▶ [PETIKAN DOKUMEN]:
□ □ □
MUNASLUB Partai Golkar mestinya tak perlu kehilangan daya kritis, karena demokratisasi internal adalah “vitamin” agar Golkar tetap kuat terhadap guncangan, apalagi tak ada kompetitor berarti untuk bersaing dengan Airlangga Hartarto, DPD I dan DPD II Partai Golkar melalui Pemandangan Umum secara bulat mengukuhkan Airlangga Hartarto sebagai Ketua Umum baru melanjutkan sisa masa bhakti pengurus sebelumnya hingga tahun 2019, meski terdapat sebagian kecil yang meminta hingga sampai tahun 2022.
□ □ □
▶ [SOAL LATIHAN]:
A: Menurut petikan tentang Munaslub Partai Golkar, sampai tahun berapa Airlangga Hartarto dikukuhkan untuk melanjutkan sisa masa bakti pengurus sebelumnya?
B: Sambunglah petikan tentang Munaslub Partai Golkar mulai dari sesudah kalimat terakhirnya.

▶ [KUTIPAN SUMBER]:
□ □ □
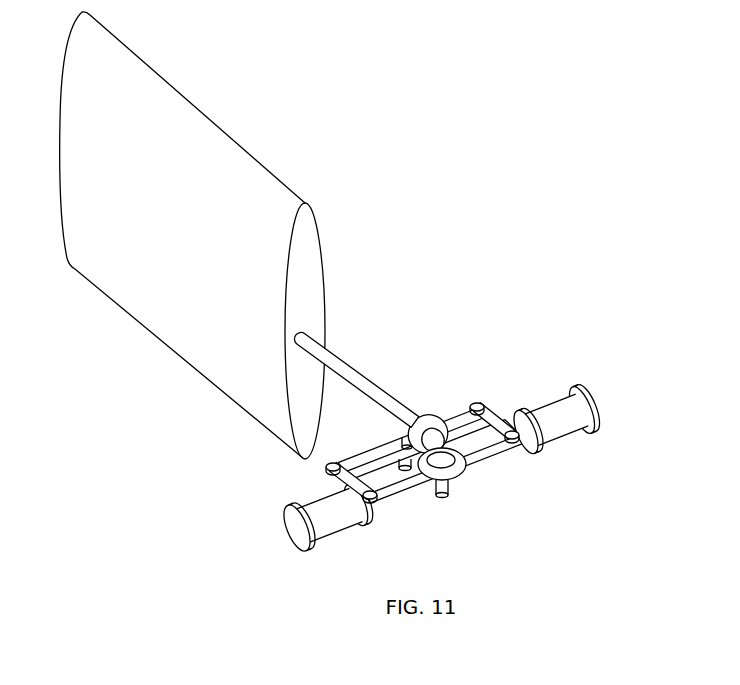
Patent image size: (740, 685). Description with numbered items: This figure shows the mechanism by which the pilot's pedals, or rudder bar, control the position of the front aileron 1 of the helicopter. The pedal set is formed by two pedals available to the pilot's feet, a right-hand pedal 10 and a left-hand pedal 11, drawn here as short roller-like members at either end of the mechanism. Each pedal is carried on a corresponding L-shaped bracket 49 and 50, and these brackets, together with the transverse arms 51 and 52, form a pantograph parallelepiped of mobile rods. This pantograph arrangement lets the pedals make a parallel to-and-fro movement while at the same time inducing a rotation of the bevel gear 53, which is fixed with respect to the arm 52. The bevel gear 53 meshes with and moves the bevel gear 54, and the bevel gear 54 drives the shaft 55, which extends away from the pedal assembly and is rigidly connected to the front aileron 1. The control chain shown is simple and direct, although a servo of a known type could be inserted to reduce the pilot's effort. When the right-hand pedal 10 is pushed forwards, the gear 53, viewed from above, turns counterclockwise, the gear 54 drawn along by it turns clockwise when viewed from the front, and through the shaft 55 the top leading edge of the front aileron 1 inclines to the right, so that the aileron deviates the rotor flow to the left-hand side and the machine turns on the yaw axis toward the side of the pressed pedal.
□ □ □
▶ [KUNCI JAWABAN]:
A: Sampai tahun 2019.

B:
Partai Golkar mesti tetap berpijak pada kerangka AD/ART agar tidak menggelar Munaslub tiap tahun, sangat ekstrensik Pasal 19 ART Partai Golkar yang pada pokoknya menegaskan “pengisian lowongan antar waktu, termasuk pengurus hasil Musyawarah Luar Biasa pada semua tingkatan, hanya melanjutkan sisa masa jabatan pengurus yang digantikannya”.
Begitu juga Pasal 14 ART Partai Golkar yang mensyaratkan “pengisian lowongan antar waktu pengurus Dewan Pimpinan Pusat ditetapkan oleh Rapat Pleno Dewan Pimpinan Pusat dan dilaporkan kepada Rapat Pimpinan Nasional”.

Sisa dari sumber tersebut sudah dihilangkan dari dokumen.